What to do:
Restate the records below word for word, and omit the images they hold.

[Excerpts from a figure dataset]
--------------------------------------------------
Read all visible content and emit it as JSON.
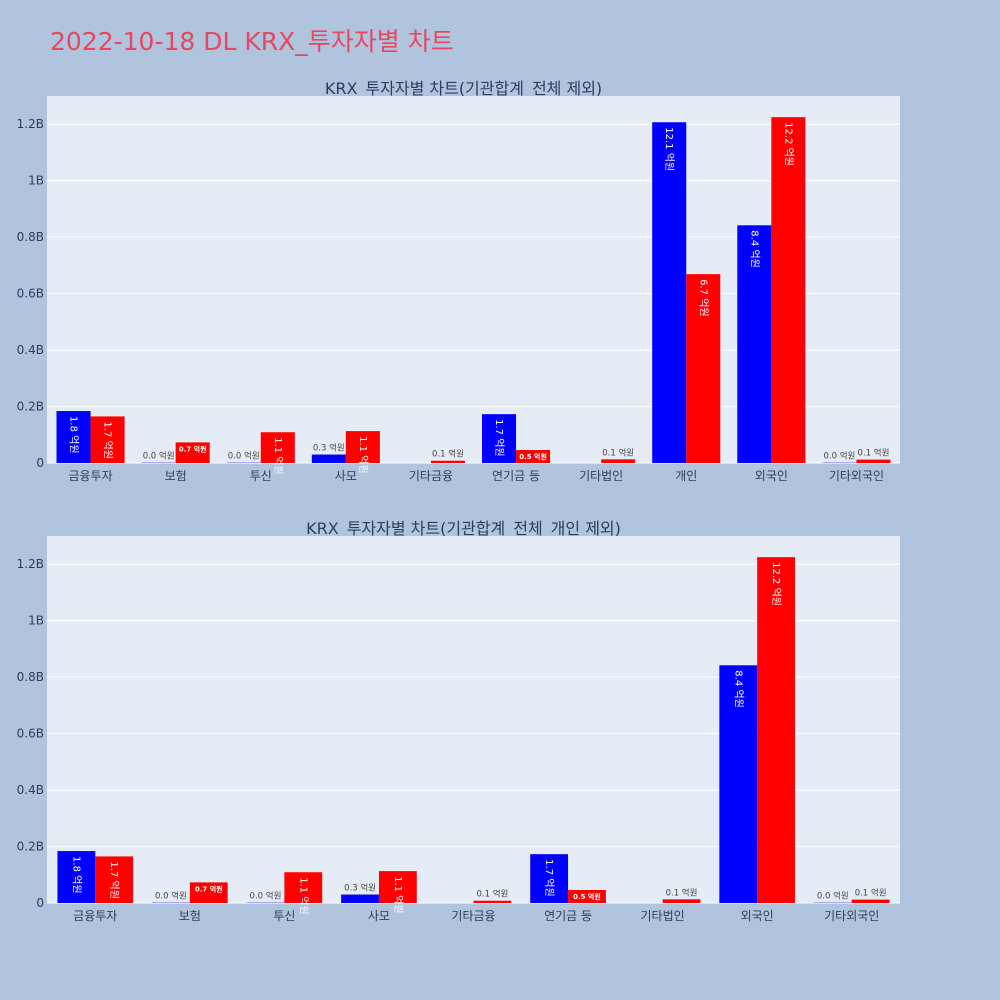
{
  "title": "2022-10-18 DL KRX_투자자별 차트",
  "colors": {
    "buy": "#0000ff",
    "sell": "#ff0000",
    "plot_bg": "#e5ecf6",
    "paper_bg": "#b0c4de",
    "title": "#e8475f"
  },
  "chart_data": [
    {
      "type": "bar",
      "title": "KRX_투자자별 차트(기관합계_전체 제외)",
      "categories": [
        "금융투자",
        "보험",
        "투신",
        "사모",
        "기타금융",
        "연기금 등",
        "기타법인",
        "개인",
        "외국인",
        "기타외국인"
      ],
      "series": [
        {
          "color": "#0000ff",
          "values": [
            184000000,
            1000000,
            1000000,
            30000000,
            0,
            173000000,
            0,
            1207000000,
            842000000,
            1000000
          ],
          "labels": [
            "1.8 억원",
            "0.0 억원",
            "0.0 억원",
            "0.3 억원",
            "",
            "1.7 억원",
            "",
            "12.1 억원",
            "8.4 억원",
            "0.0 억원"
          ]
        },
        {
          "color": "#ff0000",
          "values": [
            165000000,
            73000000,
            109000000,
            113000000,
            8000000,
            46000000,
            13000000,
            669000000,
            1225000000,
            12000000
          ],
          "labels": [
            "1.7 억원",
            "0.7 억원",
            "1.1 억원",
            "1.1 억원",
            "0.1 억원",
            "0.5 억원",
            "0.1 억원",
            "6.7 억원",
            "12.2 억원",
            "0.1 억원"
          ]
        }
      ],
      "ylim": [
        0,
        1300000000
      ],
      "yticks": [
        0,
        200000000,
        400000000,
        600000000,
        800000000,
        1000000000,
        1200000000
      ],
      "ytick_labels": [
        "0",
        "0.2B",
        "0.4B",
        "0.6B",
        "0.8B",
        "1B",
        "1.2B"
      ],
      "grid": true
    },
    {
      "type": "bar",
      "title": "KRX_투자자별 차트(기관합계_전체_개인 제외)",
      "categories": [
        "금융투자",
        "보험",
        "투신",
        "사모",
        "기타금융",
        "연기금 등",
        "기타법인",
        "외국인",
        "기타외국인"
      ],
      "series": [
        {
          "color": "#0000ff",
          "values": [
            184000000,
            1000000,
            1000000,
            30000000,
            0,
            173000000,
            0,
            842000000,
            1000000
          ],
          "labels": [
            "1.8 억원",
            "0.0 억원",
            "0.0 억원",
            "0.3 억원",
            "",
            "1.7 억원",
            "",
            "8.4 억원",
            "0.0 억원"
          ]
        },
        {
          "color": "#ff0000",
          "values": [
            165000000,
            73000000,
            109000000,
            113000000,
            8000000,
            46000000,
            13000000,
            1225000000,
            12000000
          ],
          "labels": [
            "1.7 억원",
            "0.7 억원",
            "1.1 억원",
            "1.1 억원",
            "0.1 억원",
            "0.5 억원",
            "0.1 억원",
            "12.2 억원",
            "0.1 억원"
          ]
        }
      ],
      "ylim": [
        0,
        1300000000
      ],
      "yticks": [
        0,
        200000000,
        400000000,
        600000000,
        800000000,
        1000000000,
        1200000000
      ],
      "ytick_labels": [
        "0",
        "0.2B",
        "0.4B",
        "0.6B",
        "0.8B",
        "1B",
        "1.2B"
      ],
      "grid": true
    }
  ]
}
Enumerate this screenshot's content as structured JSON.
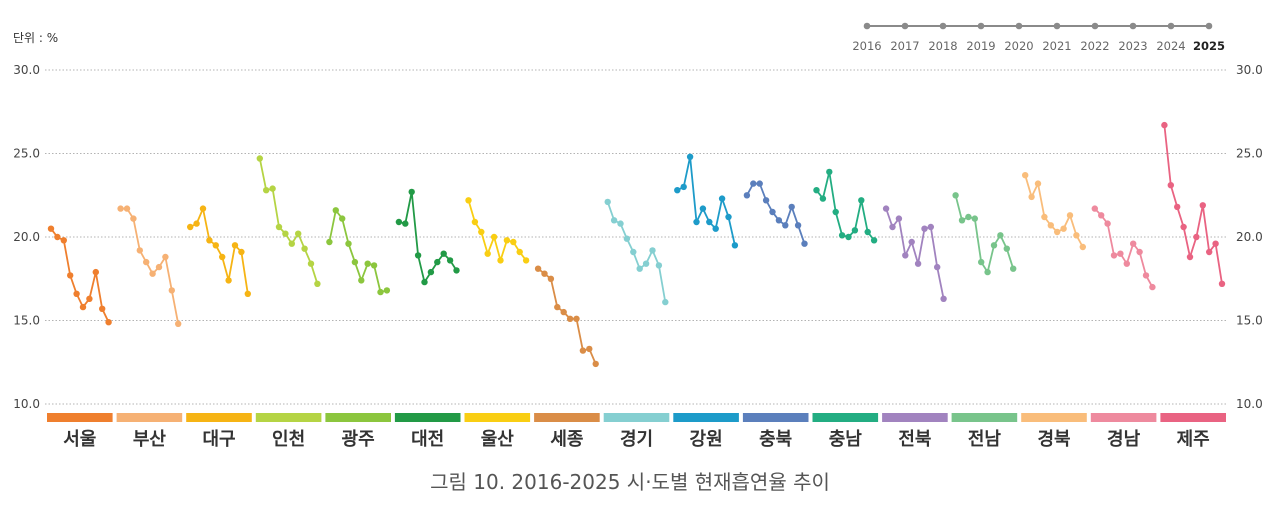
{
  "unit_label": "단위 : %",
  "caption": "그림 10.  2016-2025 시·도별 현재흡연율 추이",
  "chart_data": {
    "type": "line",
    "title": "",
    "xlabel": "",
    "ylabel": "",
    "ylim": [
      10.0,
      30.0
    ],
    "yticks": [
      "10.0",
      "15.0",
      "20.0",
      "25.0",
      "30.0"
    ],
    "grid": true,
    "legend": "top-right",
    "years": [
      "2016",
      "2017",
      "2018",
      "2019",
      "2020",
      "2021",
      "2022",
      "2023",
      "2024",
      "2025"
    ],
    "series": [
      {
        "name": "서울",
        "color": "#ef7f2e",
        "values": [
          20.5,
          20.0,
          19.8,
          17.7,
          16.6,
          15.8,
          16.3,
          17.9,
          15.7,
          14.9
        ]
      },
      {
        "name": "부산",
        "color": "#f6b174",
        "values": [
          21.7,
          21.7,
          21.1,
          19.2,
          18.5,
          17.8,
          18.2,
          18.8,
          16.8,
          14.8
        ]
      },
      {
        "name": "대구",
        "color": "#f6b414",
        "values": [
          20.6,
          20.8,
          21.7,
          19.8,
          19.5,
          18.8,
          17.4,
          19.5,
          19.1,
          16.6
        ]
      },
      {
        "name": "인천",
        "color": "#b5d444",
        "values": [
          24.7,
          22.8,
          22.9,
          20.6,
          20.2,
          19.6,
          20.2,
          19.3,
          18.4,
          17.2
        ]
      },
      {
        "name": "광주",
        "color": "#8cc63e",
        "values": [
          19.7,
          21.6,
          21.1,
          19.6,
          18.5,
          17.4,
          18.4,
          18.3,
          16.7,
          16.8
        ]
      },
      {
        "name": "대전",
        "color": "#229a46",
        "values": [
          20.9,
          20.8,
          22.7,
          18.9,
          17.3,
          17.9,
          18.5,
          19.0,
          18.6,
          18.0
        ]
      },
      {
        "name": "울산",
        "color": "#f9ce13",
        "values": [
          22.2,
          20.9,
          20.3,
          19.0,
          20.0,
          18.6,
          19.8,
          19.7,
          19.1,
          18.6
        ]
      },
      {
        "name": "세종",
        "color": "#da8d47",
        "values": [
          18.1,
          17.8,
          17.5,
          15.8,
          15.5,
          15.1,
          15.1,
          13.2,
          13.3,
          12.4
        ]
      },
      {
        "name": "경기",
        "color": "#85cfd1",
        "values": [
          22.1,
          21.0,
          20.8,
          19.9,
          19.1,
          18.1,
          18.4,
          19.2,
          18.3,
          16.1
        ]
      },
      {
        "name": "강원",
        "color": "#1d9bc9",
        "values": [
          22.8,
          23.0,
          24.8,
          20.9,
          21.7,
          20.9,
          20.5,
          22.3,
          21.2,
          19.5
        ]
      },
      {
        "name": "충북",
        "color": "#5b7fbc",
        "values": [
          22.5,
          23.2,
          23.2,
          22.2,
          21.5,
          21.0,
          20.7,
          21.8,
          20.7,
          19.6
        ]
      },
      {
        "name": "충남",
        "color": "#23ad82",
        "values": [
          22.8,
          22.3,
          23.9,
          21.5,
          20.1,
          20.0,
          20.4,
          22.2,
          20.3,
          19.8
        ]
      },
      {
        "name": "전북",
        "color": "#a183bf",
        "values": [
          21.7,
          20.6,
          21.1,
          18.9,
          19.7,
          18.4,
          20.5,
          20.6,
          18.2,
          16.3
        ]
      },
      {
        "name": "전남",
        "color": "#78c48b",
        "values": [
          22.5,
          21.0,
          21.2,
          21.1,
          18.5,
          17.9,
          19.5,
          20.1,
          19.3,
          18.1
        ]
      },
      {
        "name": "경북",
        "color": "#f9bd7b",
        "values": [
          23.7,
          22.4,
          23.2,
          21.2,
          20.7,
          20.3,
          20.5,
          21.3,
          20.1,
          19.4
        ]
      },
      {
        "name": "경남",
        "color": "#ee8a9e",
        "values": [
          21.7,
          21.3,
          20.8,
          18.9,
          19.0,
          18.4,
          19.6,
          19.1,
          17.7,
          17.0
        ]
      },
      {
        "name": "제주",
        "color": "#e96382",
        "values": [
          26.7,
          23.1,
          21.8,
          20.6,
          18.8,
          20.0,
          21.9,
          19.1,
          19.6,
          17.2
        ]
      }
    ]
  }
}
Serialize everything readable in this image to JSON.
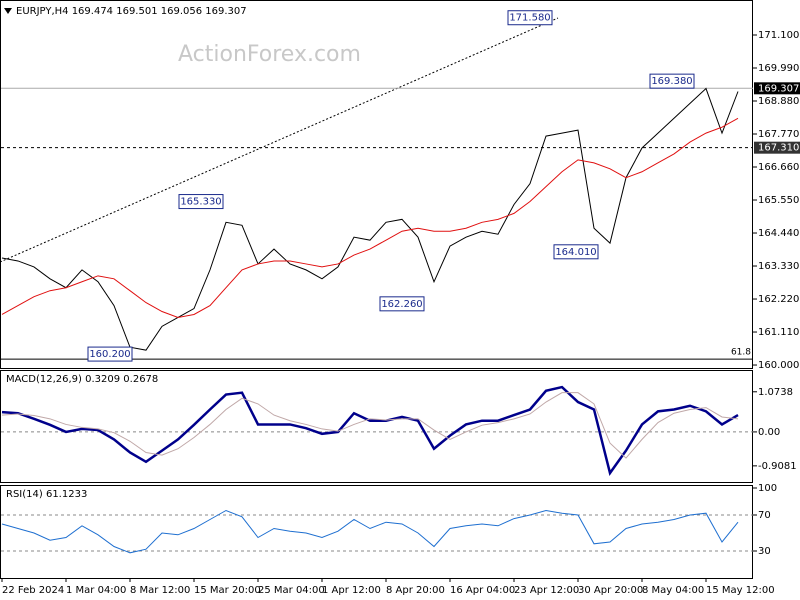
--------------------------------------------------
Full response:
Read all visible content and emit it as JSON.
{
  "title": "2022-10-18 DL KRX_투자자별 차트",
  "colors": {
    "buy": "#0000ff",
    "sell": "#ff0000",
    "plot_bg": "#e5ecf6",
    "paper_bg": "#b0c4de",
    "title": "#e8475f"
  },
  "chart_data": [
    {
      "type": "bar",
      "title": "KRX_투자자별 차트(기관합계_전체 제외)",
      "categories": [
        "금융투자",
        "보험",
        "투신",
        "사모",
        "기타금융",
        "연기금 등",
        "기타법인",
        "개인",
        "외국인",
        "기타외국인"
      ],
      "series": [
        {
          "color": "#0000ff",
          "values": [
            184000000,
            1000000,
            1000000,
            30000000,
            0,
            173000000,
            0,
            1207000000,
            842000000,
            1000000
          ],
          "labels": [
            "1.8 억원",
            "0.0 억원",
            "0.0 억원",
            "0.3 억원",
            "",
            "1.7 억원",
            "",
            "12.1 억원",
            "8.4 억원",
            "0.0 억원"
          ]
        },
        {
          "color": "#ff0000",
          "values": [
            165000000,
            73000000,
            109000000,
            113000000,
            8000000,
            46000000,
            13000000,
            669000000,
            1225000000,
            12000000
          ],
          "labels": [
            "1.7 억원",
            "0.7 억원",
            "1.1 억원",
            "1.1 억원",
            "0.1 억원",
            "0.5 억원",
            "0.1 억원",
            "6.7 억원",
            "12.2 억원",
            "0.1 억원"
          ]
        }
      ],
      "ylim": [
        0,
        1300000000
      ],
      "yticks": [
        0,
        200000000,
        400000000,
        600000000,
        800000000,
        1000000000,
        1200000000
      ],
      "ytick_labels": [
        "0",
        "0.2B",
        "0.4B",
        "0.6B",
        "0.8B",
        "1B",
        "1.2B"
      ],
      "grid": true
    },
    {
      "type": "bar",
      "title": "KRX_투자자별 차트(기관합계_전체_개인 제외)",
      "categories": [
        "금융투자",
        "보험",
        "투신",
        "사모",
        "기타금융",
        "연기금 등",
        "기타법인",
        "외국인",
        "기타외국인"
      ],
      "series": [
        {
          "color": "#0000ff",
          "values": [
            184000000,
            1000000,
            1000000,
            30000000,
            0,
            173000000,
            0,
            842000000,
            1000000
          ],
          "labels": [
            "1.8 억원",
            "0.0 억원",
            "0.0 억원",
            "0.3 억원",
            "",
            "1.7 억원",
            "",
            "8.4 억원",
            "0.0 억원"
          ]
        },
        {
          "color": "#ff0000",
          "values": [
            165000000,
            73000000,
            109000000,
            113000000,
            8000000,
            46000000,
            13000000,
            1225000000,
            12000000
          ],
          "labels": [
            "1.7 억원",
            "0.7 억원",
            "1.1 억원",
            "1.1 억원",
            "0.1 억원",
            "0.5 억원",
            "0.1 억원",
            "12.2 억원",
            "0.1 억원"
          ]
        }
      ],
      "ylim": [
        0,
        1300000000
      ],
      "yticks": [
        0,
        200000000,
        400000000,
        600000000,
        800000000,
        1000000000,
        1200000000
      ],
      "ytick_labels": [
        "0",
        "0.2B",
        "0.4B",
        "0.6B",
        "0.8B",
        "1B",
        "1.2B"
      ],
      "grid": true
    }
  ]
}
Enumerate this screenshot's content as structured JSON.
{
  "unit_label": "단위 : %",
  "caption": "그림 10.  2016-2025 시·도별 현재흡연율 추이",
  "chart_data": {
    "type": "line",
    "title": "",
    "xlabel": "",
    "ylabel": "",
    "ylim": [
      10.0,
      30.0
    ],
    "yticks": [
      "10.0",
      "15.0",
      "20.0",
      "25.0",
      "30.0"
    ],
    "grid": true,
    "legend": "top-right",
    "years": [
      "2016",
      "2017",
      "2018",
      "2019",
      "2020",
      "2021",
      "2022",
      "2023",
      "2024",
      "2025"
    ],
    "series": [
      {
        "name": "서울",
        "color": "#ef7f2e",
        "values": [
          20.5,
          20.0,
          19.8,
          17.7,
          16.6,
          15.8,
          16.3,
          17.9,
          15.7,
          14.9
        ]
      },
      {
        "name": "부산",
        "color": "#f6b174",
        "values": [
          21.7,
          21.7,
          21.1,
          19.2,
          18.5,
          17.8,
          18.2,
          18.8,
          16.8,
          14.8
        ]
      },
      {
        "name": "대구",
        "color": "#f6b414",
        "values": [
          20.6,
          20.8,
          21.7,
          19.8,
          19.5,
          18.8,
          17.4,
          19.5,
          19.1,
          16.6
        ]
      },
      {
        "name": "인천",
        "color": "#b5d444",
        "values": [
          24.7,
          22.8,
          22.9,
          20.6,
          20.2,
          19.6,
          20.2,
          19.3,
          18.4,
          17.2
        ]
      },
      {
        "name": "광주",
        "color": "#8cc63e",
        "values": [
          19.7,
          21.6,
          21.1,
          19.6,
          18.5,
          17.4,
          18.4,
          18.3,
          16.7,
          16.8
        ]
      },
      {
        "name": "대전",
        "color": "#229a46",
        "values": [
          20.9,
          20.8,
          22.7,
          18.9,
          17.3,
          17.9,
          18.5,
          19.0,
          18.6,
          18.0
        ]
      },
      {
        "name": "울산",
        "color": "#f9ce13",
        "values": [
          22.2,
          20.9,
          20.3,
          19.0,
          20.0,
          18.6,
          19.8,
          19.7,
          19.1,
          18.6
        ]
      },
      {
        "name": "세종",
        "color": "#da8d47",
        "values": [
          18.1,
          17.8,
          17.5,
          15.8,
          15.5,
          15.1,
          15.1,
          13.2,
          13.3,
          12.4
        ]
      },
      {
        "name": "경기",
        "color": "#85cfd1",
        "values": [
          22.1,
          21.0,
          20.8,
          19.9,
          19.1,
          18.1,
          18.4,
          19.2,
          18.3,
          16.1
        ]
      },
      {
        "name": "강원",
        "color": "#1d9bc9",
        "values": [
          22.8,
          23.0,
          24.8,
          20.9,
          21.7,
          20.9,
          20.5,
          22.3,
          21.2,
          19.5
        ]
      },
      {
        "name": "충북",
        "color": "#5b7fbc",
        "values": [
          22.5,
          23.2,
          23.2,
          22.2,
          21.5,
          21.0,
          20.7,
          21.8,
          20.7,
          19.6
        ]
      },
      {
        "name": "충남",
        "color": "#23ad82",
        "values": [
          22.8,
          22.3,
          23.9,
          21.5,
          20.1,
          20.0,
          20.4,
          22.2,
          20.3,
          19.8
        ]
      },
      {
        "name": "전북",
        "color": "#a183bf",
        "values": [
          21.7,
          20.6,
          21.1,
          18.9,
          19.7,
          18.4,
          20.5,
          20.6,
          18.2,
          16.3
        ]
      },
      {
        "name": "전남",
        "color": "#78c48b",
        "values": [
          22.5,
          21.0,
          21.2,
          21.1,
          18.5,
          17.9,
          19.5,
          20.1,
          19.3,
          18.1
        ]
      },
      {
        "name": "경북",
        "color": "#f9bd7b",
        "values": [
          23.7,
          22.4,
          23.2,
          21.2,
          20.7,
          20.3,
          20.5,
          21.3,
          20.1,
          19.4
        ]
      },
      {
        "name": "경남",
        "color": "#ee8a9e",
        "values": [
          21.7,
          21.3,
          20.8,
          18.9,
          19.0,
          18.4,
          19.6,
          19.1,
          17.7,
          17.0
        ]
      },
      {
        "name": "제주",
        "color": "#e96382",
        "values": [
          26.7,
          23.1,
          21.8,
          20.6,
          18.8,
          20.0,
          21.9,
          19.1,
          19.6,
          17.2
        ]
      }
    ]
  }
}
Serialize everything readable in this image to JSON.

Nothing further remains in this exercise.